The task
Which lines include the word "были"? Copy each of them.
+ + + + + + +
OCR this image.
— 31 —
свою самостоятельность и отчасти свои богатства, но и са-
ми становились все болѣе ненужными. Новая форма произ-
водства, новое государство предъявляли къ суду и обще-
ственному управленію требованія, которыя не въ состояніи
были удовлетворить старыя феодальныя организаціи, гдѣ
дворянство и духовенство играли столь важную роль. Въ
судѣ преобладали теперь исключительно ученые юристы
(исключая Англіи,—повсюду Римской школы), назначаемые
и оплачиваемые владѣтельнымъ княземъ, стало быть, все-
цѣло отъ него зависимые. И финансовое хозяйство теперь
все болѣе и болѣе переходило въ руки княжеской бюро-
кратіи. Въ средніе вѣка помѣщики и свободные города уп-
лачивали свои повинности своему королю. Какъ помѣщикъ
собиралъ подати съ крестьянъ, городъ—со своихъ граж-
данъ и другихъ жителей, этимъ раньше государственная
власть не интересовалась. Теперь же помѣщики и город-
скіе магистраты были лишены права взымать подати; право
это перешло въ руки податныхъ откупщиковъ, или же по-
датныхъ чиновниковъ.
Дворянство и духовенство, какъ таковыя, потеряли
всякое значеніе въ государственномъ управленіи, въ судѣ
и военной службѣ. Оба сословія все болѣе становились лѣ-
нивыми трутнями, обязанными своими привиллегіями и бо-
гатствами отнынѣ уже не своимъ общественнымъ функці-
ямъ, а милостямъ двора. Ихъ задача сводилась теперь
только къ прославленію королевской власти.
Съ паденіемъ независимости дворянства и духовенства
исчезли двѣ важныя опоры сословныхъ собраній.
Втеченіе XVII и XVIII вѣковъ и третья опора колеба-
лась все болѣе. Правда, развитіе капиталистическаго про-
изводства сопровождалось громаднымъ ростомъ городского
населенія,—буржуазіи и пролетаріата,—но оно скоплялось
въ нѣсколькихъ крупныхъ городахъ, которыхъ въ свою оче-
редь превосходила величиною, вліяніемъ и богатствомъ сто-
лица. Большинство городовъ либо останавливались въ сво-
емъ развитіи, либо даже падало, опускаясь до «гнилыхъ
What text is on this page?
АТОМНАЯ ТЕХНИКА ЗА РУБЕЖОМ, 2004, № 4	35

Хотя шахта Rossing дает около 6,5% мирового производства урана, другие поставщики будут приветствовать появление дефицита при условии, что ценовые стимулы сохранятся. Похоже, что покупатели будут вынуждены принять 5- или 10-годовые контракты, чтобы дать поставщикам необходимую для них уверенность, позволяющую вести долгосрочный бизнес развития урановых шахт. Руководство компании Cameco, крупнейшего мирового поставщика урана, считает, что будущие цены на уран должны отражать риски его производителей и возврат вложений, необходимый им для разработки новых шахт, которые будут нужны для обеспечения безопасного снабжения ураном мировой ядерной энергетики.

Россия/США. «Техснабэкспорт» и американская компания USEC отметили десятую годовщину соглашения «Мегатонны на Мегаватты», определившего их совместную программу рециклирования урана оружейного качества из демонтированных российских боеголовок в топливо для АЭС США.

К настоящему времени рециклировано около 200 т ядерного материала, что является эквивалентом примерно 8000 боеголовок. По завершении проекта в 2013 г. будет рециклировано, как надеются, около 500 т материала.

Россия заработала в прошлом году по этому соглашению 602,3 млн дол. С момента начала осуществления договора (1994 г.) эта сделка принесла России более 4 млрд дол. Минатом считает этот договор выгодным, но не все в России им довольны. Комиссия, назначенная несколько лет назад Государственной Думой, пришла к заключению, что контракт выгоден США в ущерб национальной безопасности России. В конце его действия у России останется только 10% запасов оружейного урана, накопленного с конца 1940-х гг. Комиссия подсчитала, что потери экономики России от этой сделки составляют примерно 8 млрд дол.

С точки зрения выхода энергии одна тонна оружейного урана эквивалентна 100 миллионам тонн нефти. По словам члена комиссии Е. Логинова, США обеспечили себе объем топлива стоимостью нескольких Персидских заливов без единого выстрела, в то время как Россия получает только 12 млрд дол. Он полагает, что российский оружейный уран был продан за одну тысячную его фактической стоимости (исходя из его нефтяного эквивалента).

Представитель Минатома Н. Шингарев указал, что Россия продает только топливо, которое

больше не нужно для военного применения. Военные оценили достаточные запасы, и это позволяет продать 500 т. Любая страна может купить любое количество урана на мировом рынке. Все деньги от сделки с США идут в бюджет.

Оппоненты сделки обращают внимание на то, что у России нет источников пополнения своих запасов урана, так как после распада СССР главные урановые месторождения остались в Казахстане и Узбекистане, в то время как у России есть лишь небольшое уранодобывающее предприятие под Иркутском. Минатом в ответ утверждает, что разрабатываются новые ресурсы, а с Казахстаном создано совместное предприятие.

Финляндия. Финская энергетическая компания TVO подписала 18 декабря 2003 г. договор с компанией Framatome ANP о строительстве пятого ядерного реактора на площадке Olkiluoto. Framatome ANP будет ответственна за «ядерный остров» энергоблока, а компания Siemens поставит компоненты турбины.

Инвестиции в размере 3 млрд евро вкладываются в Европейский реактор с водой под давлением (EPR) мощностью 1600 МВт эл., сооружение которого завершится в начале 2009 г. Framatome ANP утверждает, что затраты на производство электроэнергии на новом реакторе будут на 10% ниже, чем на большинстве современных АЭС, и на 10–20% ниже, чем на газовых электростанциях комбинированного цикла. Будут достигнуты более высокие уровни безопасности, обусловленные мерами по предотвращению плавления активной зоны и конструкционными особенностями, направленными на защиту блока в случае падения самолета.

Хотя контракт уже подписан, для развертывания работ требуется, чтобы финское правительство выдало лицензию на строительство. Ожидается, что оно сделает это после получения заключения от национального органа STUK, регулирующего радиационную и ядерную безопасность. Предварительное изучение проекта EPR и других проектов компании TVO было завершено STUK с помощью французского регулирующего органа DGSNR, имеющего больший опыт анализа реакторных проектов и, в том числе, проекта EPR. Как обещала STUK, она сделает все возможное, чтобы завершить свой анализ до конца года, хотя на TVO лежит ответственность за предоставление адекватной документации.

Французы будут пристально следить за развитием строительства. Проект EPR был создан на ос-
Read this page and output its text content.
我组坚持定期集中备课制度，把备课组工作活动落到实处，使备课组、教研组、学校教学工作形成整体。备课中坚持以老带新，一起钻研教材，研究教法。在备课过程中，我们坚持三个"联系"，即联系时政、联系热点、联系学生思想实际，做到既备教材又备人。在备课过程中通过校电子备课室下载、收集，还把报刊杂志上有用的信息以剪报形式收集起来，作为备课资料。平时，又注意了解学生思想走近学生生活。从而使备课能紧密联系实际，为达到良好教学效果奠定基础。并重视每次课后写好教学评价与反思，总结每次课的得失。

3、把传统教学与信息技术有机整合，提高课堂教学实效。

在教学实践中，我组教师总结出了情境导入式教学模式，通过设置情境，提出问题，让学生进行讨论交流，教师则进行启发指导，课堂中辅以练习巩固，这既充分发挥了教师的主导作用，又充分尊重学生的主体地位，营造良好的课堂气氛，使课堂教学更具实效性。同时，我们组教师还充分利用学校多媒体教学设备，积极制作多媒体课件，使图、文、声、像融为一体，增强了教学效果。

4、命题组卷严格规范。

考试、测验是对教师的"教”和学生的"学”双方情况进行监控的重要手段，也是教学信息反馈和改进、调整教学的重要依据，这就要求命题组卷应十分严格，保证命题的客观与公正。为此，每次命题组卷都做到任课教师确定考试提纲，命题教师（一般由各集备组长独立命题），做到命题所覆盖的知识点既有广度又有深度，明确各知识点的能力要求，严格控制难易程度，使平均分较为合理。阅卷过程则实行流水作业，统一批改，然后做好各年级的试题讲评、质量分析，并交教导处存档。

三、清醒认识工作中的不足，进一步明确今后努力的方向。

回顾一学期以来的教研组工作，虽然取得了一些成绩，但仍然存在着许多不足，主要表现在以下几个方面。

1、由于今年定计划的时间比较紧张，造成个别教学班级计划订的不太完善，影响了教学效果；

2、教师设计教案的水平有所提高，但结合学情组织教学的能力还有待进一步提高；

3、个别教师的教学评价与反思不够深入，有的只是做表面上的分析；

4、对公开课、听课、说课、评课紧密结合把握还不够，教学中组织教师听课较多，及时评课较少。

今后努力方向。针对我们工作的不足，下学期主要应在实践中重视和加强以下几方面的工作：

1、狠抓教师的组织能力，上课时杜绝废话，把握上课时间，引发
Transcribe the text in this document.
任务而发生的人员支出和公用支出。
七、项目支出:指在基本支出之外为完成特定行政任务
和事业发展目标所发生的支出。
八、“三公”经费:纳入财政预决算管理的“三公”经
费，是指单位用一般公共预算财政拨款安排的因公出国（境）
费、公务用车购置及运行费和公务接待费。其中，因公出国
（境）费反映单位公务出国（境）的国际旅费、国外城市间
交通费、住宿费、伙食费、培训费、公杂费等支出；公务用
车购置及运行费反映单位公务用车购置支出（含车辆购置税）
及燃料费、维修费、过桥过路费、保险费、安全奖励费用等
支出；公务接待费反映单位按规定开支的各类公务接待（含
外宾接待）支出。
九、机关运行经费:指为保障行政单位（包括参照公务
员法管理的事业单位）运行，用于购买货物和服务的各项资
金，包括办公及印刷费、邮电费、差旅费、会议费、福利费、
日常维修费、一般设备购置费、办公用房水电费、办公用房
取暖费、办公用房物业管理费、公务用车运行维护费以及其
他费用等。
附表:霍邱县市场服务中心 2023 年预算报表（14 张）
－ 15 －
+ + + + + + +
In response
были удовлетворить старыя феодальныя организаціи, гдѣ
скіе магистраты были лишены права взымать подати; право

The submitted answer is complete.